Your goal: Reproduce the entire listing word for word.

START

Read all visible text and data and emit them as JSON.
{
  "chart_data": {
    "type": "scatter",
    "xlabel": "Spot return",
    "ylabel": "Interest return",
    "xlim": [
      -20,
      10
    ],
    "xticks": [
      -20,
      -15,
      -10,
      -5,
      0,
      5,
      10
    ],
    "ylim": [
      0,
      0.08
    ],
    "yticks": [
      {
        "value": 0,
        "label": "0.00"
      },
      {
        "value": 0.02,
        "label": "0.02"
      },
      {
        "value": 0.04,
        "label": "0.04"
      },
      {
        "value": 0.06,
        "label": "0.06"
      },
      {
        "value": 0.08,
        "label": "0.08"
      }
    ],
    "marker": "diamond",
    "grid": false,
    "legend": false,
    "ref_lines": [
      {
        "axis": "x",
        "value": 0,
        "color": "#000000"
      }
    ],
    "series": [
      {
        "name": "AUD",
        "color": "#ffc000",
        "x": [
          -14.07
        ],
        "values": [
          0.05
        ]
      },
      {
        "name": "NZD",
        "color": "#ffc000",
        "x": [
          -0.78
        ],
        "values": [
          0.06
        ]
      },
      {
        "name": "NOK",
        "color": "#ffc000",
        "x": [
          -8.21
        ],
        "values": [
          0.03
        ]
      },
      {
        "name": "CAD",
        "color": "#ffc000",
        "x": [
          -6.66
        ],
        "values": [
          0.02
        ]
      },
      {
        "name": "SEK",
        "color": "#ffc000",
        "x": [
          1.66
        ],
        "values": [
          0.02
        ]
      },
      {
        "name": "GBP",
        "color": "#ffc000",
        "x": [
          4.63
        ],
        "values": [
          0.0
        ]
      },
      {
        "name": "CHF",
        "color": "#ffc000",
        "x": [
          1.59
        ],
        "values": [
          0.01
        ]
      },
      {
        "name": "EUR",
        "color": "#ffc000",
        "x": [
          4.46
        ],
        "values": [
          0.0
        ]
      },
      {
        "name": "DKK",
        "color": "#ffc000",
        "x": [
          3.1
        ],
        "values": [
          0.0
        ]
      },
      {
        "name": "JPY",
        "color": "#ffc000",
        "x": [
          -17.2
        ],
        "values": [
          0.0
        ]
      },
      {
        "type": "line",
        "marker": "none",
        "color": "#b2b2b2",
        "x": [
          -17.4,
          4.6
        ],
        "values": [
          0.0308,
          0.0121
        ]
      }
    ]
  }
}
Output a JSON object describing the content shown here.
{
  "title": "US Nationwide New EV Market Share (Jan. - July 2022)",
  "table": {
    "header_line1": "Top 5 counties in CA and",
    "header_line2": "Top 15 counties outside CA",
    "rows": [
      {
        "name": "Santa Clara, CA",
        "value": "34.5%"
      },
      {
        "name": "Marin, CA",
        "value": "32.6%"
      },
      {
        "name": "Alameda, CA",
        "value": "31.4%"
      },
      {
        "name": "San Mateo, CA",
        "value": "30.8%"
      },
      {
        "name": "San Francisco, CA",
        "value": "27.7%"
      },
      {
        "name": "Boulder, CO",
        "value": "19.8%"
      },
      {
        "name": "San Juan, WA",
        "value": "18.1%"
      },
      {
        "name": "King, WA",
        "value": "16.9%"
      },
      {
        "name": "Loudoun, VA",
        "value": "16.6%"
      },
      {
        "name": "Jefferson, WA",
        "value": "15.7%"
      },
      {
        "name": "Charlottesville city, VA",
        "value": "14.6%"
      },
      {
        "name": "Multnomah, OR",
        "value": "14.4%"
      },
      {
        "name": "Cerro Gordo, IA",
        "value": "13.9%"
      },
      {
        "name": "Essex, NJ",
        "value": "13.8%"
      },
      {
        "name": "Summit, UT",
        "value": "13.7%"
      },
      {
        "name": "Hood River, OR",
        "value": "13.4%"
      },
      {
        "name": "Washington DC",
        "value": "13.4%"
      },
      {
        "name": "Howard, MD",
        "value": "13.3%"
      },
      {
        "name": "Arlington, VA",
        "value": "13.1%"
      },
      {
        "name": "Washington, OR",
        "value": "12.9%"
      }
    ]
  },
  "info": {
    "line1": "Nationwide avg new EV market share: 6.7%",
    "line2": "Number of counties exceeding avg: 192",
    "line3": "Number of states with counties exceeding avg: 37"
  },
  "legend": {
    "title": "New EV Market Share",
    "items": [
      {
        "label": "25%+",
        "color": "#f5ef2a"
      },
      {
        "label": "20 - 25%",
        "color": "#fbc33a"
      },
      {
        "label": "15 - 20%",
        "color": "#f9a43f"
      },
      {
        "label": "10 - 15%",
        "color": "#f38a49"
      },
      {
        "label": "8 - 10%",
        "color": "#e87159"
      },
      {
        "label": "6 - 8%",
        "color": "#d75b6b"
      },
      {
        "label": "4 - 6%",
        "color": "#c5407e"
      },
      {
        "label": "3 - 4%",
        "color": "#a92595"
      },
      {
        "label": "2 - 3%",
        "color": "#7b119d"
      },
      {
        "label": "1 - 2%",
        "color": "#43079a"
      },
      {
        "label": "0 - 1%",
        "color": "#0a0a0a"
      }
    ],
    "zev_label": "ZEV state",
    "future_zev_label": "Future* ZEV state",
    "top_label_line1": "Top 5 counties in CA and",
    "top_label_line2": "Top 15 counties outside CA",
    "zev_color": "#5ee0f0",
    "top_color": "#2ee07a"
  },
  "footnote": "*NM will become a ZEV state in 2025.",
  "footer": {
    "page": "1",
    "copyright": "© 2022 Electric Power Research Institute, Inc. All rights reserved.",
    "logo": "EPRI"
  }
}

END

Result:
Read all visible text and data and emit them as JSON.
{
  "chart_data": {
    "type": "scatter",
    "xlabel": "Spot return",
    "ylabel": "Interest return",
    "xlim": [
      -20,
      10
    ],
    "xticks": [
      -20,
      -15,
      -10,
      -5,
      0,
      5,
      10
    ],
    "ylim": [
      0,
      0.08
    ],
    "yticks": [
      {
        "value": 0,
        "label": "0.00"
      },
      {
        "value": 0.02,
        "label": "0.02"
      },
      {
        "value": 0.04,
        "label": "0.04"
      },
      {
        "value": 0.06,
        "label": "0.06"
      },
      {
        "value": 0.08,
        "label": "0.08"
      }
    ],
    "marker": "diamond",
    "grid": false,
    "legend": false,
    "ref_lines": [
      {
        "axis": "x",
        "value": 0,
        "color": "#000000"
      }
    ],
    "series": [
      {
        "name": "AUD",
        "color": "#ffc000",
        "x": [
          -14.07
        ],
        "values": [
          0.05
        ]
      },
      {
        "name": "NZD",
        "color": "#ffc000",
        "x": [
          -0.78
        ],
        "values": [
          0.06
        ]
      },
      {
        "name": "NOK",
        "color": "#ffc000",
        "x": [
          -8.21
        ],
        "values": [
          0.03
        ]
      },
      {
        "name": "CAD",
        "color": "#ffc000",
        "x": [
          -6.66
        ],
        "values": [
          0.02
        ]
      },
      {
        "name": "SEK",
        "color": "#ffc000",
        "x": [
          1.66
        ],
        "values": [
          0.02
        ]
      },
      {
        "name": "GBP",
        "color": "#ffc000",
        "x": [
          4.63
        ],
        "values": [
          0.0
        ]
      },
      {
        "name": "CHF",
        "color": "#ffc000",
        "x": [
          1.59
        ],
        "values": [
          0.01
        ]
      },
      {
        "name": "EUR",
        "color": "#ffc000",
        "x": [
          4.46
        ],
        "values": [
          0.0
        ]
      },
      {
        "name": "DKK",
        "color": "#ffc000",
        "x": [
          3.1
        ],
        "values": [
          0.0
        ]
      },
      {
        "name": "JPY",
        "color": "#ffc000",
        "x": [
          -17.2
        ],
        "values": [
          0.0
        ]
      },
      {
        "type": "line",
        "marker": "none",
        "color": "#b2b2b2",
        "x": [
          -17.4,
          4.6
        ],
        "values": [
          0.0308,
          0.0121
        ]
      }
    ]
  }
}
Output a JSON object describing the content shown here.
{
  "title": "US Nationwide New EV Market Share (Jan. - July 2022)",
  "table": {
    "header_line1": "Top 5 counties in CA and",
    "header_line2": "Top 15 counties outside CA",
    "rows": [
      {
        "name": "Santa Clara, CA",
        "value": "34.5%"
      },
      {
        "name": "Marin, CA",
        "value": "32.6%"
      },
      {
        "name": "Alameda, CA",
        "value": "31.4%"
      },
      {
        "name": "San Mateo, CA",
        "value": "30.8%"
      },
      {
        "name": "San Francisco, CA",
        "value": "27.7%"
      },
      {
        "name": "Boulder, CO",
        "value": "19.8%"
      },
      {
        "name": "San Juan, WA",
        "value": "18.1%"
      },
      {
        "name": "King, WA",
        "value": "16.9%"
      },
      {
        "name": "Loudoun, VA",
        "value": "16.6%"
      },
      {
        "name": "Jefferson, WA",
        "value": "15.7%"
      },
      {
        "name": "Charlottesville city, VA",
        "value": "14.6%"
      },
      {
        "name": "Multnomah, OR",
        "value": "14.4%"
      },
      {
        "name": "Cerro Gordo, IA",
        "value": "13.9%"
      },
      {
        "name": "Essex, NJ",
        "value": "13.8%"
      },
      {
        "name": "Summit, UT",
        "value": "13.7%"
      },
      {
        "name": "Hood River, OR",
        "value": "13.4%"
      },
      {
        "name": "Washington DC",
        "value": "13.4%"
      },
      {
        "name": "Howard, MD",
        "value": "13.3%"
      },
      {
        "name": "Arlington, VA",
        "value": "13.1%"
      },
      {
        "name": "Washington, OR",
        "value": "12.9%"
      }
    ]
  },
  "info": {
    "line1": "Nationwide avg new EV market share: 6.7%",
    "line2": "Number of counties exceeding avg: 192",
    "line3": "Number of states with counties exceeding avg: 37"
  },
  "legend": {
    "title": "New EV Market Share",
    "items": [
      {
        "label": "25%+",
        "color": "#f5ef2a"
      },
      {
        "label": "20 - 25%",
        "color": "#fbc33a"
      },
      {
        "label": "15 - 20%",
        "color": "#f9a43f"
      },
      {
        "label": "10 - 15%",
        "color": "#f38a49"
      },
      {
        "label": "8 - 10%",
        "color": "#e87159"
      },
      {
        "label": "6 - 8%",
        "color": "#d75b6b"
      },
      {
        "label": "4 - 6%",
        "color": "#c5407e"
      },
      {
        "label": "3 - 4%",
        "color": "#a92595"
      },
      {
        "label": "2 - 3%",
        "color": "#7b119d"
      },
      {
        "label": "1 - 2%",
        "color": "#43079a"
      },
      {
        "label": "0 - 1%",
        "color": "#0a0a0a"
      }
    ],
    "zev_label": "ZEV state",
    "future_zev_label": "Future* ZEV state",
    "top_label_line1": "Top 5 counties in CA and",
    "top_label_line2": "Top 15 counties outside CA",
    "zev_color": "#5ee0f0",
    "top_color": "#2ee07a"
  },
  "footnote": "*NM will become a ZEV state in 2025.",
  "footer": {
    "page": "1",
    "copyright": "© 2022 Electric Power Research Institute, Inc. All rights reserved.",
    "logo": "EPRI"
  }
}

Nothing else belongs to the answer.